Work to complete:
Transcribe the records in full, keeping every character as it is.

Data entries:
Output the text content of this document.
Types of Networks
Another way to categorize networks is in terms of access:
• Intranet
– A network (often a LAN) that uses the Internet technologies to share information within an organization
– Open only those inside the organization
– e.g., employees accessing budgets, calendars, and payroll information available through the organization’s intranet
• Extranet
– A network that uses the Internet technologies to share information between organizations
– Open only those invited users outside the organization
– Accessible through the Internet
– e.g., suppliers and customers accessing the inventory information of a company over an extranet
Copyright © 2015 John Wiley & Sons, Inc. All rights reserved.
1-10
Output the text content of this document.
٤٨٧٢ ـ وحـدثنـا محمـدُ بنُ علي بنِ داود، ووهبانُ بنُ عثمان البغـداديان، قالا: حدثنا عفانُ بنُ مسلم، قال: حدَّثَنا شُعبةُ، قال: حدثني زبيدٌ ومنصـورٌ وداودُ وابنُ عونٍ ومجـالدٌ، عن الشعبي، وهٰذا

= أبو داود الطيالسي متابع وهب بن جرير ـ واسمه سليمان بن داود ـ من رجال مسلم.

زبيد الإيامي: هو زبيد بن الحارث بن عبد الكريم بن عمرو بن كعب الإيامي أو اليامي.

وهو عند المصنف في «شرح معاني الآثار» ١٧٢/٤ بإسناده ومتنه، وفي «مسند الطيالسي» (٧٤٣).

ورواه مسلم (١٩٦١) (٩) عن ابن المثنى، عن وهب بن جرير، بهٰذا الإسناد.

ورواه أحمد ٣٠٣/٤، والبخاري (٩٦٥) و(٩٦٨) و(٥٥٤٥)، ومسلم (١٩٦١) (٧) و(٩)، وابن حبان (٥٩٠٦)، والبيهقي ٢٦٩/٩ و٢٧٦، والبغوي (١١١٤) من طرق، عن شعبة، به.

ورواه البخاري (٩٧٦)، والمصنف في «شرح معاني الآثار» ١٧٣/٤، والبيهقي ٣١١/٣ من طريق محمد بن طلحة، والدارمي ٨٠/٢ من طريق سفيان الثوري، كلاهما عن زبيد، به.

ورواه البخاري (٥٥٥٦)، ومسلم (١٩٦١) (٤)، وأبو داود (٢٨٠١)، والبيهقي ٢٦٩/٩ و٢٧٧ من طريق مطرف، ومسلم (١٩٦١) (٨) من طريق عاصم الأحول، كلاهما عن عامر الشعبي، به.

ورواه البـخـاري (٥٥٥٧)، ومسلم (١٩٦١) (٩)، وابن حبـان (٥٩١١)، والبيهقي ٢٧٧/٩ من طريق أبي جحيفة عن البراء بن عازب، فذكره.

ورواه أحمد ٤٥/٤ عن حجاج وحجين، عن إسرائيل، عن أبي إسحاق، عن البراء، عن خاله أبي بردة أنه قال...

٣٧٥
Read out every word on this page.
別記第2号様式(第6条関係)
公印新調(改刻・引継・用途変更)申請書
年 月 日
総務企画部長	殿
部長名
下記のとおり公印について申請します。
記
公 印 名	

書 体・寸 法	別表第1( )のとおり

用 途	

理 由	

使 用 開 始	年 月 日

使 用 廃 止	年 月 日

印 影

Full output:
Output the text content of this document.
Types of Networks
Another way to categorize networks is in terms of access:
• Intranet
– A network (often a LAN) that uses the Internet technologies to share information within an organization
– Open only those inside the organization
– e.g., employees accessing budgets, calendars, and payroll information available through the organization’s intranet
• Extranet
– A network that uses the Internet technologies to share information between organizations
– Open only those invited users outside the organization
– Accessible through the Internet
– e.g., suppliers and customers accessing the inventory information of a company over an extranet
Copyright © 2015 John Wiley & Sons, Inc. All rights reserved.
1-10
Output the text content of this document.
٤٨٧٢ ـ وحـدثنـا محمـدُ بنُ علي بنِ داود، ووهبانُ بنُ عثمان البغـداديان، قالا: حدثنا عفانُ بنُ مسلم، قال: حدَّثَنا شُعبةُ، قال: حدثني زبيدٌ ومنصـورٌ وداودُ وابنُ عونٍ ومجـالدٌ، عن الشعبي، وهٰذا

= أبو داود الطيالسي متابع وهب بن جرير ـ واسمه سليمان بن داود ـ من رجال مسلم.

زبيد الإيامي: هو زبيد بن الحارث بن عبد الكريم بن عمرو بن كعب الإيامي أو اليامي.

وهو عند المصنف في «شرح معاني الآثار» ١٧٢/٤ بإسناده ومتنه، وفي «مسند الطيالسي» (٧٤٣).

ورواه مسلم (١٩٦١) (٩) عن ابن المثنى، عن وهب بن جرير، بهٰذا الإسناد.

ورواه أحمد ٣٠٣/٤، والبخاري (٩٦٥) و(٩٦٨) و(٥٥٤٥)، ومسلم (١٩٦١) (٧) و(٩)، وابن حبان (٥٩٠٦)، والبيهقي ٢٦٩/٩ و٢٧٦، والبغوي (١١١٤) من طرق، عن شعبة، به.

ورواه البخاري (٩٧٦)، والمصنف في «شرح معاني الآثار» ١٧٣/٤، والبيهقي ٣١١/٣ من طريق محمد بن طلحة، والدارمي ٨٠/٢ من طريق سفيان الثوري، كلاهما عن زبيد، به.

ورواه البخاري (٥٥٥٦)، ومسلم (١٩٦١) (٤)، وأبو داود (٢٨٠١)، والبيهقي ٢٦٩/٩ و٢٧٧ من طريق مطرف، ومسلم (١٩٦١) (٨) من طريق عاصم الأحول، كلاهما عن عامر الشعبي، به.

ورواه البـخـاري (٥٥٥٧)، ومسلم (١٩٦١) (٩)، وابن حبـان (٥٩١١)، والبيهقي ٢٧٧/٩ من طريق أبي جحيفة عن البراء بن عازب، فذكره.

ورواه أحمد ٤٥/٤ عن حجاج وحجين، عن إسرائيل، عن أبي إسحاق، عن البراء، عن خاله أبي بردة أنه قال...

٣٧٥
Read out every word on this page.
別記第2号様式(第6条関係)
公印新調(改刻・引継・用途変更)申請書
年 月 日
総務企画部長	殿
部長名
下記のとおり公印について申請します。
記
公 印 名	

書 体・寸 法	別表第1( )のとおり

用 途	

理 由	

使 用 開 始	年 月 日

使 用 廃 止	年 月 日

印 影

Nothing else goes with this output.